## [Aim of the task]
Extract all lines from the data beneath that include the word "this".

---------- Listed records

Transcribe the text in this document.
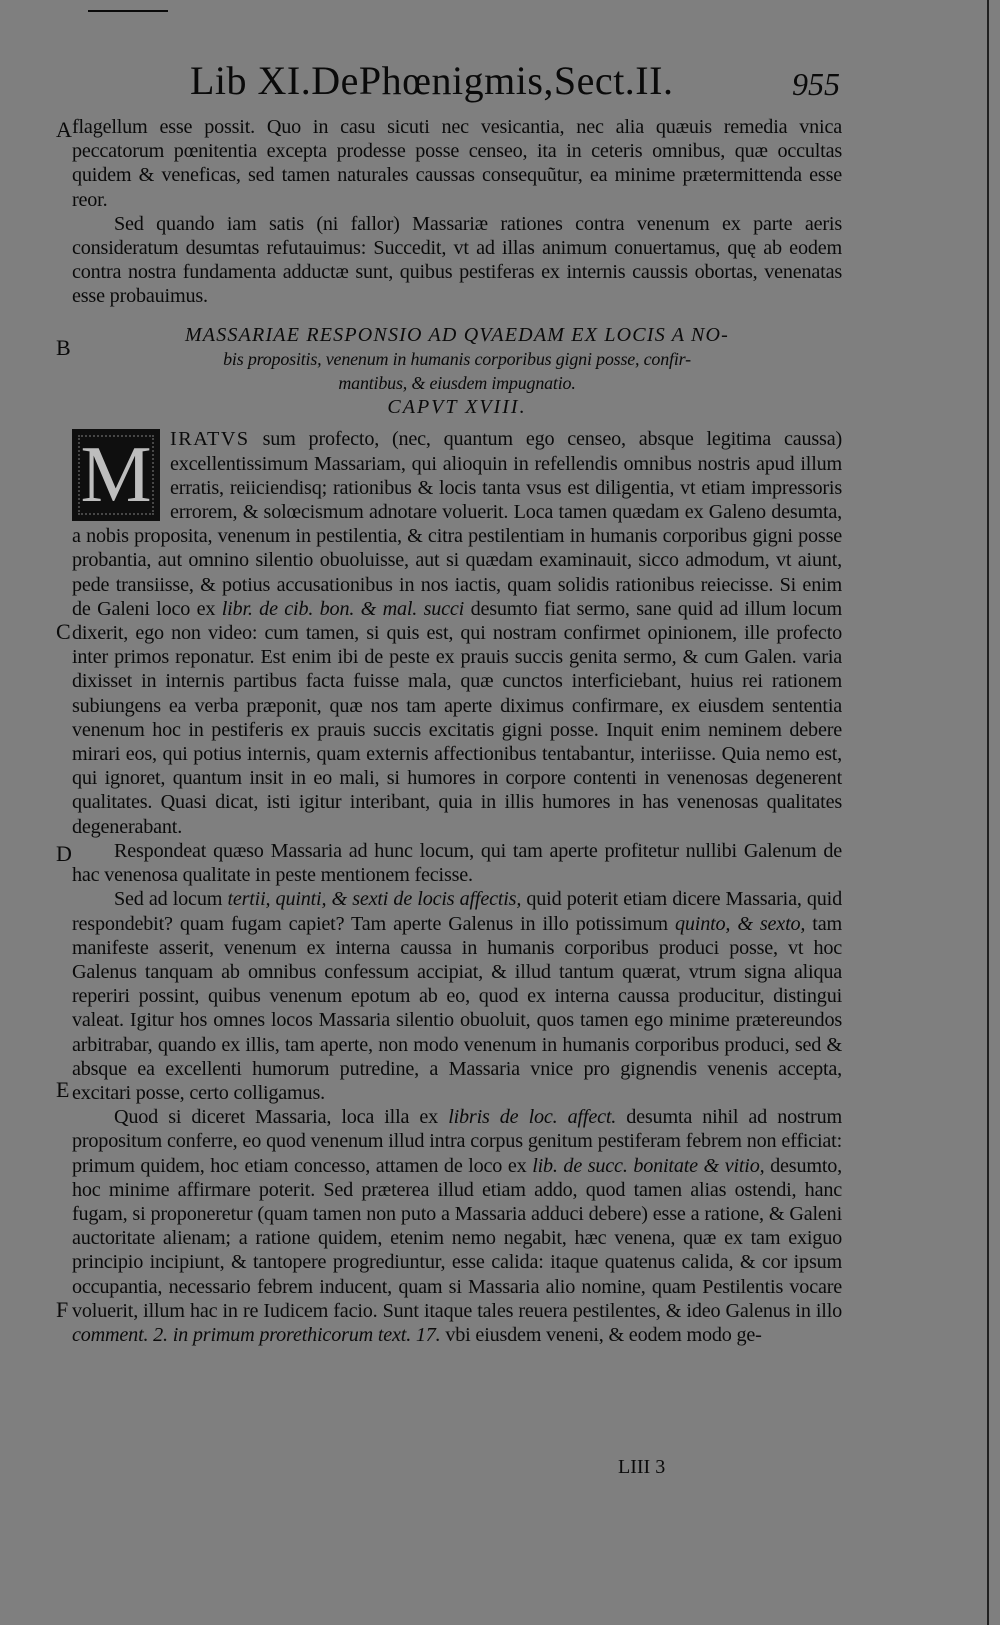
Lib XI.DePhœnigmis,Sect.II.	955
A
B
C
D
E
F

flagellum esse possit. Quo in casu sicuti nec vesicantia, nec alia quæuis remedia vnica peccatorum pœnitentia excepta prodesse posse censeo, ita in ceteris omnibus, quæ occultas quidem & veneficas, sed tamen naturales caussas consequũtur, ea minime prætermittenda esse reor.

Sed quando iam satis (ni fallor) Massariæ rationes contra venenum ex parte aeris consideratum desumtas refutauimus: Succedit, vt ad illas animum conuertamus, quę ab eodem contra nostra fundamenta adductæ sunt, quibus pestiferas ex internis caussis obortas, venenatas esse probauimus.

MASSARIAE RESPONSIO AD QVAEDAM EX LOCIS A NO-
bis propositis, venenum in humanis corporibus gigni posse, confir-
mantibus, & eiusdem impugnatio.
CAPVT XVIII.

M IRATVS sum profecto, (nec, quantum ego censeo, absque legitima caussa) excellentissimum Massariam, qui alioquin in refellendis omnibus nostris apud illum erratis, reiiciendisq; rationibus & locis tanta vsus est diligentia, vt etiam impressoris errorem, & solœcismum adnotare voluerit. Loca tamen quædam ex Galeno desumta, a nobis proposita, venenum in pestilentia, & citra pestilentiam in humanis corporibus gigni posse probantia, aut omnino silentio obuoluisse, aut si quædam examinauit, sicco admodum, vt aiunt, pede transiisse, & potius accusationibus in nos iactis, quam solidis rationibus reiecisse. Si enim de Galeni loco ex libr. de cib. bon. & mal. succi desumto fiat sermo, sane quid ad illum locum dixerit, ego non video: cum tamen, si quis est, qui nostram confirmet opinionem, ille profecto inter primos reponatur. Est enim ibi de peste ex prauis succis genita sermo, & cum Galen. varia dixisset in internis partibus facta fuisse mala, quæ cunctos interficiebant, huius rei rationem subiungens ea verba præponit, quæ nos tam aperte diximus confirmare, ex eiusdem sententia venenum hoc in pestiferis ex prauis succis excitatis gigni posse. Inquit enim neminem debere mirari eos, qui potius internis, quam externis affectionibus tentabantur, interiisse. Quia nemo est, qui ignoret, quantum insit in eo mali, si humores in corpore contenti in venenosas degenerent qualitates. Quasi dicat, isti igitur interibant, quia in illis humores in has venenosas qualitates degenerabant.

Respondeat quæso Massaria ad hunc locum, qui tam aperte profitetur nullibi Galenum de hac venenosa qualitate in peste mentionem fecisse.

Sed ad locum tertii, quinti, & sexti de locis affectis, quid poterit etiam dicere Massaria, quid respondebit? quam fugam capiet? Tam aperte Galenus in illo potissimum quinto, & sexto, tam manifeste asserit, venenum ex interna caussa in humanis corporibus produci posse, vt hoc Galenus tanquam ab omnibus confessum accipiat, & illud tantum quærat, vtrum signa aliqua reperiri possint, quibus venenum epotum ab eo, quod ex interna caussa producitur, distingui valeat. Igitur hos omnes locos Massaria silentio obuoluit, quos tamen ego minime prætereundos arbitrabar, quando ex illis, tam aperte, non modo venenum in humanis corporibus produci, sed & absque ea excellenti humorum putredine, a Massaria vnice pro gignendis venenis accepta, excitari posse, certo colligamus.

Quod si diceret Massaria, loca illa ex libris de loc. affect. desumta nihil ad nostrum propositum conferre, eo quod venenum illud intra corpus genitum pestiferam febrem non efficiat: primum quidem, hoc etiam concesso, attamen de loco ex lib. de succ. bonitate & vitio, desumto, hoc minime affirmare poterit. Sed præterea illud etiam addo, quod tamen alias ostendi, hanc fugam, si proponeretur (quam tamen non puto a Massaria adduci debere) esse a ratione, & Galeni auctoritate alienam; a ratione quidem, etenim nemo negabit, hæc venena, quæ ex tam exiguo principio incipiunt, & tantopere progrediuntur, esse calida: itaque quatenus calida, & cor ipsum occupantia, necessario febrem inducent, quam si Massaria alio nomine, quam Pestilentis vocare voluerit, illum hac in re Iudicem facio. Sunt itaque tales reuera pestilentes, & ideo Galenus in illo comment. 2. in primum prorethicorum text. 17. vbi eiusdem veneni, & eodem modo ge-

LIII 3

--------------------
---------- Listed records

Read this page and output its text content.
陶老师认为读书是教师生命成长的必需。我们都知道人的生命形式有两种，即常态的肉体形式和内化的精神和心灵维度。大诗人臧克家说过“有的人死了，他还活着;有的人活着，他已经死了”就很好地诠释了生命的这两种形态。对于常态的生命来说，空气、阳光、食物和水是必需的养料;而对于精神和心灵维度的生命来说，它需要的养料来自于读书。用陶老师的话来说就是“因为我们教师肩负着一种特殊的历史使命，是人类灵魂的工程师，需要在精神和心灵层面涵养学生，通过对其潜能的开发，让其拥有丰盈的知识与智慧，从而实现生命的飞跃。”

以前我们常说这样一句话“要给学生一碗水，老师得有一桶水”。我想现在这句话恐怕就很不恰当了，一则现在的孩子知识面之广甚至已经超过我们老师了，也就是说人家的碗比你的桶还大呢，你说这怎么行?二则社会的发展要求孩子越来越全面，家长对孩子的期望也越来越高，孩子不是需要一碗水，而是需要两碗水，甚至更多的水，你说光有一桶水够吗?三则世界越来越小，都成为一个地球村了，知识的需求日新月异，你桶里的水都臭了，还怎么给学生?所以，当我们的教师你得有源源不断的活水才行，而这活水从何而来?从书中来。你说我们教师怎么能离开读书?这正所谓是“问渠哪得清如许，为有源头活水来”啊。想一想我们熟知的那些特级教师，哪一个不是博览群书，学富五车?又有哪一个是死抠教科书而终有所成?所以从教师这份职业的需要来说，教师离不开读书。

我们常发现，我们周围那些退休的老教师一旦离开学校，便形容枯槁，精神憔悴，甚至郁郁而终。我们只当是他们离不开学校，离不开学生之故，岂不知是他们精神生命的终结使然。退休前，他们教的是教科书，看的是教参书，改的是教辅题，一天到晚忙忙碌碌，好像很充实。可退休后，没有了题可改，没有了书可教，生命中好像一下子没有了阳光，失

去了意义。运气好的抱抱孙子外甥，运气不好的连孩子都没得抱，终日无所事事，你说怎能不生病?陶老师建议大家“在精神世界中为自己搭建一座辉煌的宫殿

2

--------------------

## [Finished answer]
Transcribe the text in this document.
Read this page and output its text content.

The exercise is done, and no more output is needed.